● GIVEN DATA:
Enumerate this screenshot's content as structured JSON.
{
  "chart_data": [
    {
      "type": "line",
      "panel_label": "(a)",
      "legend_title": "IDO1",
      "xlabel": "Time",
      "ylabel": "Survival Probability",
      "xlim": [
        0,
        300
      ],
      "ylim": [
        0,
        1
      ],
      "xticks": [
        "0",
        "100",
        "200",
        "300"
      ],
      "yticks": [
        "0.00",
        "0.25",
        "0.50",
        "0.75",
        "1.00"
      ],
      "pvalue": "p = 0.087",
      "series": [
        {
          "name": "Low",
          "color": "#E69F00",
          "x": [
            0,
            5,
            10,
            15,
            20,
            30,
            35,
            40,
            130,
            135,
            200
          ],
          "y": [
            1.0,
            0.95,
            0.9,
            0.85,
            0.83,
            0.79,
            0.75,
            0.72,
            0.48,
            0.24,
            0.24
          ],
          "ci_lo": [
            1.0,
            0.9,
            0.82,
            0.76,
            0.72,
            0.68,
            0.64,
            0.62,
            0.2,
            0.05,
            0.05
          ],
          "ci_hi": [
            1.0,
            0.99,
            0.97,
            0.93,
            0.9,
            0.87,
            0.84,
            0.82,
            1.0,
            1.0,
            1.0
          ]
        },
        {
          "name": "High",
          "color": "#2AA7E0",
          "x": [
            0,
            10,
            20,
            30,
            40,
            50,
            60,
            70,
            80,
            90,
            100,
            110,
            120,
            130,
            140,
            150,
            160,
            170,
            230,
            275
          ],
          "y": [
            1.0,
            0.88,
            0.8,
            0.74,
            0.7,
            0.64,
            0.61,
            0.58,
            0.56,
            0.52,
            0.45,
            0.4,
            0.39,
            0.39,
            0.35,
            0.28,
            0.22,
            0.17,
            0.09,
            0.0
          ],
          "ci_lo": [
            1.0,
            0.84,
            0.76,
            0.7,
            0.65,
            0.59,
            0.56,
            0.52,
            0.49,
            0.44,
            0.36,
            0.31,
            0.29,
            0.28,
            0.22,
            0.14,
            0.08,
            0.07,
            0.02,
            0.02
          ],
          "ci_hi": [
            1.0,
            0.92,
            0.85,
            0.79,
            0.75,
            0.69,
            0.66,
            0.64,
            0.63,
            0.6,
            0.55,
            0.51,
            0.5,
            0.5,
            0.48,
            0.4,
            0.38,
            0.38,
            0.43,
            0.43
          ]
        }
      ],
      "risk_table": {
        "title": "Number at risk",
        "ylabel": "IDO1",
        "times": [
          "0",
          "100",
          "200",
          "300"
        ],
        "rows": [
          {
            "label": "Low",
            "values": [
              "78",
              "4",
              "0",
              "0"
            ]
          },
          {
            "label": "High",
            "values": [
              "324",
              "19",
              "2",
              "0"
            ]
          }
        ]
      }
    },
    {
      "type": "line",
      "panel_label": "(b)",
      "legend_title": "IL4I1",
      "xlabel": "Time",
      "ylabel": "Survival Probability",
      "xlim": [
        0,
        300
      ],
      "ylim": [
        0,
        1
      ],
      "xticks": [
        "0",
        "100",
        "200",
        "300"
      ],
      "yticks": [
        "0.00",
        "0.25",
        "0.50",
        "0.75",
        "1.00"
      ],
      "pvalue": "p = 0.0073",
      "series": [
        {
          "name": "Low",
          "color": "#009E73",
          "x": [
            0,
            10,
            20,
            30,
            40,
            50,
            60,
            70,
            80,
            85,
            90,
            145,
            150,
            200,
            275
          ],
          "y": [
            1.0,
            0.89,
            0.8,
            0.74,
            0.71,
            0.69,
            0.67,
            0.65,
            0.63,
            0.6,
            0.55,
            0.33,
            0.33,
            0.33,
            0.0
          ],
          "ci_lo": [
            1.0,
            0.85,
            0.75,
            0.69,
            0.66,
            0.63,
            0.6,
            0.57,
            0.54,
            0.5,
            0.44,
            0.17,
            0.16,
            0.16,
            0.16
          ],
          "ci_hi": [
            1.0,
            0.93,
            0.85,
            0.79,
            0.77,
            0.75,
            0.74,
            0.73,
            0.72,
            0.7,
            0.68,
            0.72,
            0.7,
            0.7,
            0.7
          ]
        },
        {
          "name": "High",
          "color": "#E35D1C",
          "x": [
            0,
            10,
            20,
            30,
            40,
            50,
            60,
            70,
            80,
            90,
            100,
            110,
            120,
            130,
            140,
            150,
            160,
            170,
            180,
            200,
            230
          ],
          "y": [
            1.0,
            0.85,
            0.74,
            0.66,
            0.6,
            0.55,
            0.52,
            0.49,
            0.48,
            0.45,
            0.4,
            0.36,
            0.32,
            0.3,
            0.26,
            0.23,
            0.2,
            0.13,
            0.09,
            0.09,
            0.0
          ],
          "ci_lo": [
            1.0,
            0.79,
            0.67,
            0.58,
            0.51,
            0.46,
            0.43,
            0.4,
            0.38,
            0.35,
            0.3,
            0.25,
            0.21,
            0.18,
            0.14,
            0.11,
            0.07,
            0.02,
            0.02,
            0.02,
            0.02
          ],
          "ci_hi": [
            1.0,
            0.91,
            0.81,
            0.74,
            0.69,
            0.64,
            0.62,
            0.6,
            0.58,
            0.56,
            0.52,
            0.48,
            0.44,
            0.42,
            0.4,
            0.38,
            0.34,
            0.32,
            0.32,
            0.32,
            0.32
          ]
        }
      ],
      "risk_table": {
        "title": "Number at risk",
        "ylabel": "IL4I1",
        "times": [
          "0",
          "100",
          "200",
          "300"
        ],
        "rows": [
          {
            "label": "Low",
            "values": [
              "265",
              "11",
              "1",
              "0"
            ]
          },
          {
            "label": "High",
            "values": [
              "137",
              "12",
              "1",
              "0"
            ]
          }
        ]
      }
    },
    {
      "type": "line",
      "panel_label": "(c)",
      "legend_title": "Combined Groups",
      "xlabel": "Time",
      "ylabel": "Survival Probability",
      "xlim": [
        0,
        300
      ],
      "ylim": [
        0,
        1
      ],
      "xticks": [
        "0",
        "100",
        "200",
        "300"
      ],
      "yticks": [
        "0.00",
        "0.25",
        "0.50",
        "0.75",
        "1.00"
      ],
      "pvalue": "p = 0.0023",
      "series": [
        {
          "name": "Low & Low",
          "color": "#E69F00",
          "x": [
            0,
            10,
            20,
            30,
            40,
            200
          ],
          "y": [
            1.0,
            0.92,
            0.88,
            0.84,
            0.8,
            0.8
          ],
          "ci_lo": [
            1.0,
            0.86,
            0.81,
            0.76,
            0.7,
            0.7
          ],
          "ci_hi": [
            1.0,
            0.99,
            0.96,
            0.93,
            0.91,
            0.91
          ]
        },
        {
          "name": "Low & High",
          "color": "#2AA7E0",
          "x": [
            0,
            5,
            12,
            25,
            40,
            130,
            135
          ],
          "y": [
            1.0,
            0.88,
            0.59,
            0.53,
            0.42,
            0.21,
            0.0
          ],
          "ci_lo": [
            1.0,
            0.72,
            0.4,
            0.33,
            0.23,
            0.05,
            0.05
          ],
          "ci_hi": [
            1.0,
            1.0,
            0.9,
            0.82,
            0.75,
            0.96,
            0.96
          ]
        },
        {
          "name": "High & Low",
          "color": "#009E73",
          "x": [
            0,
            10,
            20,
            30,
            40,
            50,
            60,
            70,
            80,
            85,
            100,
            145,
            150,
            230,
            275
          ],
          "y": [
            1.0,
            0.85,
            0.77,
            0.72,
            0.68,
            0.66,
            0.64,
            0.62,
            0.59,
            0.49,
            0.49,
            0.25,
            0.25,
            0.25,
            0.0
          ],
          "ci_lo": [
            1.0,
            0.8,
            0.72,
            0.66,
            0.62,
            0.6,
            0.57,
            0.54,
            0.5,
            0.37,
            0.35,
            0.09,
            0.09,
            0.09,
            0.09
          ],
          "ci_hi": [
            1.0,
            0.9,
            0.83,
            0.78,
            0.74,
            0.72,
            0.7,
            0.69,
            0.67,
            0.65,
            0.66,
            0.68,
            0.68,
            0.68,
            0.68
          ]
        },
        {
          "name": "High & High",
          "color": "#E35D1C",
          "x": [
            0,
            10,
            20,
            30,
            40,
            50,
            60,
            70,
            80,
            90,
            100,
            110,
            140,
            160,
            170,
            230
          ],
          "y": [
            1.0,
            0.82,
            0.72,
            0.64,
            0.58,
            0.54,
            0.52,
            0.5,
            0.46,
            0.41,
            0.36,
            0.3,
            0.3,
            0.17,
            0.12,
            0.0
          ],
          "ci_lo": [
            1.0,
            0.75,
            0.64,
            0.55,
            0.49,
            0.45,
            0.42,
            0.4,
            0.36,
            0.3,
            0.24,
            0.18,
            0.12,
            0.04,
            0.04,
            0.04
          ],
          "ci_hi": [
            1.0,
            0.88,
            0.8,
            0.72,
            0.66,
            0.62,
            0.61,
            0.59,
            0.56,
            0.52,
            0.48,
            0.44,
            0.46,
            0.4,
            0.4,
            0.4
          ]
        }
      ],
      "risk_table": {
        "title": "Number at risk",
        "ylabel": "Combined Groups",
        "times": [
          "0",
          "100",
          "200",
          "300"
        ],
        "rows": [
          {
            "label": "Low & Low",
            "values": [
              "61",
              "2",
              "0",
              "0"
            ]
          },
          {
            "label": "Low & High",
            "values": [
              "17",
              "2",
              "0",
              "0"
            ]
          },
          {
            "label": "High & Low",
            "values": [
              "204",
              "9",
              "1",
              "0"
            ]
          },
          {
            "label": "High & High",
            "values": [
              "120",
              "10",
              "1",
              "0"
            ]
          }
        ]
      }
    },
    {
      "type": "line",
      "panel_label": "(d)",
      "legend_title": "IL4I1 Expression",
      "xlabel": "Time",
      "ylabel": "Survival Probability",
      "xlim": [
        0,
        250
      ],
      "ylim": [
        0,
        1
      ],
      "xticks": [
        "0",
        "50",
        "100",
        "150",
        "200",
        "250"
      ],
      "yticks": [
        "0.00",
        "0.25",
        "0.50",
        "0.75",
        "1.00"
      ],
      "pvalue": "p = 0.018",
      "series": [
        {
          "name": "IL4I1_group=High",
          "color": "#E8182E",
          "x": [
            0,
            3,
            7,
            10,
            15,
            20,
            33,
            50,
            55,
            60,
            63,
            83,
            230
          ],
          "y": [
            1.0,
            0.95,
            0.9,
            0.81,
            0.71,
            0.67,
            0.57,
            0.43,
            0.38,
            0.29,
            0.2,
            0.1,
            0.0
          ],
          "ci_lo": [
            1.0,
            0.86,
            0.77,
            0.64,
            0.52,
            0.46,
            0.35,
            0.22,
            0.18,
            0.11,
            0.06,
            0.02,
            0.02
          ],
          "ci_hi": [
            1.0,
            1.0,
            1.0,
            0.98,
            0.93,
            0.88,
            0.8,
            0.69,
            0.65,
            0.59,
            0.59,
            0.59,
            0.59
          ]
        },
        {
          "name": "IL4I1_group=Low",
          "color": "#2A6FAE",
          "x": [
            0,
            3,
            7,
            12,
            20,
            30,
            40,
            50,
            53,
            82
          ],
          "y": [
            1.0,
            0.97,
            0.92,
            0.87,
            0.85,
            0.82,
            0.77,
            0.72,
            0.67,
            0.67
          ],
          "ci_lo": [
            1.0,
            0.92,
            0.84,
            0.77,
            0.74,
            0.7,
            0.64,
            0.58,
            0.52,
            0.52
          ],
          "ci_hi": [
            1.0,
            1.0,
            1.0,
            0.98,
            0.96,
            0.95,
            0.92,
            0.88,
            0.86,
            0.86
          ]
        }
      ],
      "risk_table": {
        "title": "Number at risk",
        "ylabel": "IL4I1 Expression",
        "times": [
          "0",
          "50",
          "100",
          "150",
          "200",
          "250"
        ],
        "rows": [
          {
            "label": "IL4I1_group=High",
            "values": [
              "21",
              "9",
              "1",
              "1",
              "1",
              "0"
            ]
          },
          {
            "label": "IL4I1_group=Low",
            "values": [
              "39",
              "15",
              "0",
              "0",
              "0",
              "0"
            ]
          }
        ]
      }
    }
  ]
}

● STATED EXERCISE: Copy each line that holds the word "pvalue".

● REPLY TO THE EXERCISE:
      "pvalue": "p = 0.087",
      "pvalue": "p = 0.0073",
      "pvalue": "p = 0.0023",
      "pvalue": "p = 0.018",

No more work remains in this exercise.